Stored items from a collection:
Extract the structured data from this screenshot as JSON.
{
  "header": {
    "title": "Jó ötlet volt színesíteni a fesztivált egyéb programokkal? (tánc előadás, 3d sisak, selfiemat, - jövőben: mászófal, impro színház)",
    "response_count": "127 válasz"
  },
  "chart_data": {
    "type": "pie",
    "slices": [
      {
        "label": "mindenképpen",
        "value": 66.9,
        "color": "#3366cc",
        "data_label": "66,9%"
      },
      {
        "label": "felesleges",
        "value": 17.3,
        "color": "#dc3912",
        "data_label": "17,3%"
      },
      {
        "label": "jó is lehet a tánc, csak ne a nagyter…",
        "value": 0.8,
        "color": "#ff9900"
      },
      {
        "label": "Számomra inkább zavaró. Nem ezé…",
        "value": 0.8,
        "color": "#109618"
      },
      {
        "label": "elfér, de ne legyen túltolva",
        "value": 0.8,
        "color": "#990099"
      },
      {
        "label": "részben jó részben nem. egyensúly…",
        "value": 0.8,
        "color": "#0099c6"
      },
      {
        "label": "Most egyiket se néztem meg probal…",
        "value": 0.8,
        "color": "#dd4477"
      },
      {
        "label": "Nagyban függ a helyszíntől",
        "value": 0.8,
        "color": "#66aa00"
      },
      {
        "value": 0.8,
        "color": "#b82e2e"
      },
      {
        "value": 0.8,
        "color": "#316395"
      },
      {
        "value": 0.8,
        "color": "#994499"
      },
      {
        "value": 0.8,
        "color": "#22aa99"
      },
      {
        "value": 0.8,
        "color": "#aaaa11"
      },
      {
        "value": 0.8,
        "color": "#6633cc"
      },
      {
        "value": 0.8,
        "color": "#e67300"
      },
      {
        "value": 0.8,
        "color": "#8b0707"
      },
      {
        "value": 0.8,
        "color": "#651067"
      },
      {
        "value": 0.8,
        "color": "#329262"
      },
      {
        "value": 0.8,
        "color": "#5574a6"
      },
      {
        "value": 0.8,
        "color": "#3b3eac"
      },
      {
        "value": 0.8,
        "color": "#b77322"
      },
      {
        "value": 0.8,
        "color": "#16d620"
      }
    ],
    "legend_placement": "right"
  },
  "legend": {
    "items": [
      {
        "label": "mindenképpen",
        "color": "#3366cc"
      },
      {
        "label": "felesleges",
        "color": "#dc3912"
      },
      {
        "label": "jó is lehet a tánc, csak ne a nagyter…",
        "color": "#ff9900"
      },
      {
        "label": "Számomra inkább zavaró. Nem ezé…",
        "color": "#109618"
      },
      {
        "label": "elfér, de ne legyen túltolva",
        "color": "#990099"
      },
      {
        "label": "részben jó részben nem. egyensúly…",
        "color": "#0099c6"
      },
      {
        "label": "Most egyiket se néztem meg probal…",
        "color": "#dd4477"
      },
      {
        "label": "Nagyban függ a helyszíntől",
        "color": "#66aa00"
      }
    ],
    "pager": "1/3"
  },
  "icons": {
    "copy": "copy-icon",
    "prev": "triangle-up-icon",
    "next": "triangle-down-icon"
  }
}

AIM: Copy all the lines, exactly.

SOLUTION BELOW:
Extract the structured data from this screenshot as JSON.
{
  "header": {
    "title": "Jó ötlet volt színesíteni a fesztivált egyéb programokkal? (tánc előadás, 3d sisak, selfiemat, - jövőben: mászófal, impro színház)",
    "response_count": "127 válasz"
  },
  "chart_data": {
    "type": "pie",
    "slices": [
      {
        "label": "mindenképpen",
        "value": 66.9,
        "color": "#3366cc",
        "data_label": "66,9%"
      },
      {
        "label": "felesleges",
        "value": 17.3,
        "color": "#dc3912",
        "data_label": "17,3%"
      },
      {
        "label": "jó is lehet a tánc, csak ne a nagyter…",
        "value": 0.8,
        "color": "#ff9900"
      },
      {
        "label": "Számomra inkább zavaró. Nem ezé…",
        "value": 0.8,
        "color": "#109618"
      },
      {
        "label": "elfér, de ne legyen túltolva",
        "value": 0.8,
        "color": "#990099"
      },
      {
        "label": "részben jó részben nem. egyensúly…",
        "value": 0.8,
        "color": "#0099c6"
      },
      {
        "label": "Most egyiket se néztem meg probal…",
        "value": 0.8,
        "color": "#dd4477"
      },
      {
        "label": "Nagyban függ a helyszíntől",
        "value": 0.8,
        "color": "#66aa00"
      },
      {
        "value": 0.8,
        "color": "#b82e2e"
      },
      {
        "value": 0.8,
        "color": "#316395"
      },
      {
        "value": 0.8,
        "color": "#994499"
      },
      {
        "value": 0.8,
        "color": "#22aa99"
      },
      {
        "value": 0.8,
        "color": "#aaaa11"
      },
      {
        "value": 0.8,
        "color": "#6633cc"
      },
      {
        "value": 0.8,
        "color": "#e67300"
      },
      {
        "value": 0.8,
        "color": "#8b0707"
      },
      {
        "value": 0.8,
        "color": "#651067"
      },
      {
        "value": 0.8,
        "color": "#329262"
      },
      {
        "value": 0.8,
        "color": "#5574a6"
      },
      {
        "value": 0.8,
        "color": "#3b3eac"
      },
      {
        "value": 0.8,
        "color": "#b77322"
      },
      {
        "value": 0.8,
        "color": "#16d620"
      }
    ],
    "legend_placement": "right"
  },
  "legend": {
    "items": [
      {
        "label": "mindenképpen",
        "color": "#3366cc"
      },
      {
        "label": "felesleges",
        "color": "#dc3912"
      },
      {
        "label": "jó is lehet a tánc, csak ne a nagyter…",
        "color": "#ff9900"
      },
      {
        "label": "Számomra inkább zavaró. Nem ezé…",
        "color": "#109618"
      },
      {
        "label": "elfér, de ne legyen túltolva",
        "color": "#990099"
      },
      {
        "label": "részben jó részben nem. egyensúly…",
        "color": "#0099c6"
      },
      {
        "label": "Most egyiket se néztem meg probal…",
        "color": "#dd4477"
      },
      {
        "label": "Nagyban függ a helyszíntől",
        "color": "#66aa00"
      }
    ],
    "pager": "1/3"
  },
  "icons": {
    "copy": "copy-icon",
    "prev": "triangle-up-icon",
    "next": "triangle-down-icon"
  }
}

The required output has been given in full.